● **TASK STATEMENT**
Omit all images. Transcribe the rest of the material below exactly.

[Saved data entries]
↓↓↓

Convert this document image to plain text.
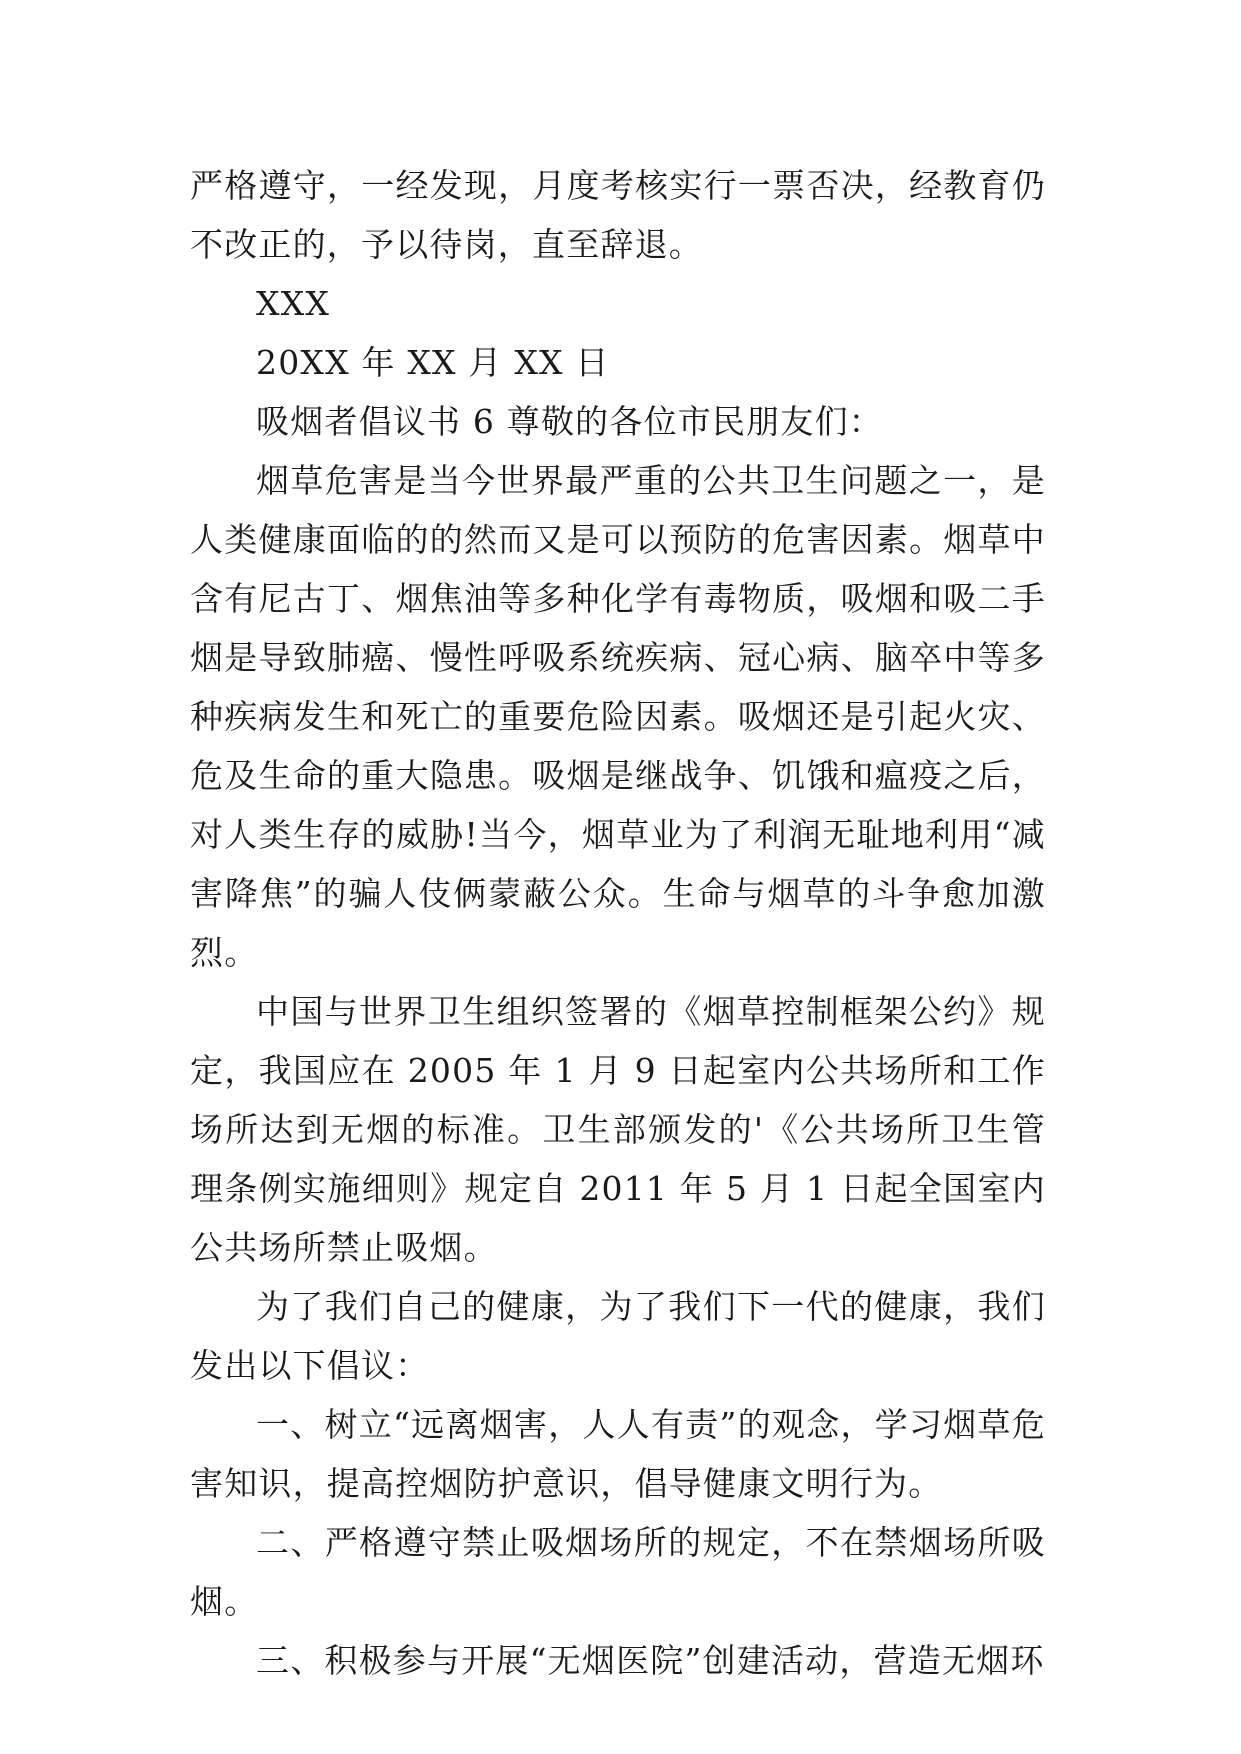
严格遵守，一经发现，月度考核实行一票否决，经教育仍不改正的，予以待岗，直至辞退。

XXX

20XX 年 XX 月 XX 日

吸烟者倡议书 6 尊敬的各位市民朋友们：

烟草危害是当今世界最严重的公共卫生问题之一，是人类健康面临的的然而又是可以预防的危害因素。烟草中含有尼古丁、烟焦油等多种化学有毒物质，吸烟和吸二手烟是导致肺癌、慢性呼吸系统疾病、冠心病、脑卒中等多种疾病发生和死亡的重要危险因素。吸烟还是引起火灾、危及生命的重大隐患。吸烟是继战争、饥饿和瘟疫之后，对人类生存的威胁!当今，烟草业为了利润无耻地利用“减害降焦”的骗人伎俩蒙蔽公众。生命与烟草的斗争愈加激烈。

中国与世界卫生组织签署的《烟草控制框架公约》规定，我国应在 2005 年 1 月 9 日起室内公共场所和工作场所达到无烟的标准。卫生部颁发的'《公共场所卫生管理条例实施细则》规定自 2011 年 5 月 1 日起全国室内公共场所禁止吸烟。

为了我们自己的健康，为了我们下一代的健康，我们发出以下倡议：

一、树立“远离烟害，人人有责”的观念，学习烟草危害知识，提高控烟防护意识，倡导健康文明行为。

二、严格遵守禁止吸烟场所的规定，不在禁烟场所吸烟。

三、积极参与开展“无烟医院”创建活动，营造无烟环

↑↑↑

● **OUTPUT FOR THIS TASK**
Convert this document image to plain text.
严格遵守，一经发现，月度考核实行一票否决，经教育仍不改正的，予以待岗，直至辞退。

XXX

20XX 年 XX 月 XX 日

吸烟者倡议书 6 尊敬的各位市民朋友们：

烟草危害是当今世界最严重的公共卫生问题之一，是人类健康面临的的然而又是可以预防的危害因素。烟草中含有尼古丁、烟焦油等多种化学有毒物质，吸烟和吸二手烟是导致肺癌、慢性呼吸系统疾病、冠心病、脑卒中等多种疾病发生和死亡的重要危险因素。吸烟还是引起火灾、危及生命的重大隐患。吸烟是继战争、饥饿和瘟疫之后，对人类生存的威胁!当今，烟草业为了利润无耻地利用“减害降焦”的骗人伎俩蒙蔽公众。生命与烟草的斗争愈加激烈。

中国与世界卫生组织签署的《烟草控制框架公约》规定，我国应在 2005 年 1 月 9 日起室内公共场所和工作场所达到无烟的标准。卫生部颁发的'《公共场所卫生管理条例实施细则》规定自 2011 年 5 月 1 日起全国室内公共场所禁止吸烟。

为了我们自己的健康，为了我们下一代的健康，我们发出以下倡议：

一、树立“远离烟害，人人有责”的观念，学习烟草危害知识，提高控烟防护意识，倡导健康文明行为。

二、严格遵守禁止吸烟场所的规定，不在禁烟场所吸烟。

三、积极参与开展“无烟医院”创建活动，营造无烟环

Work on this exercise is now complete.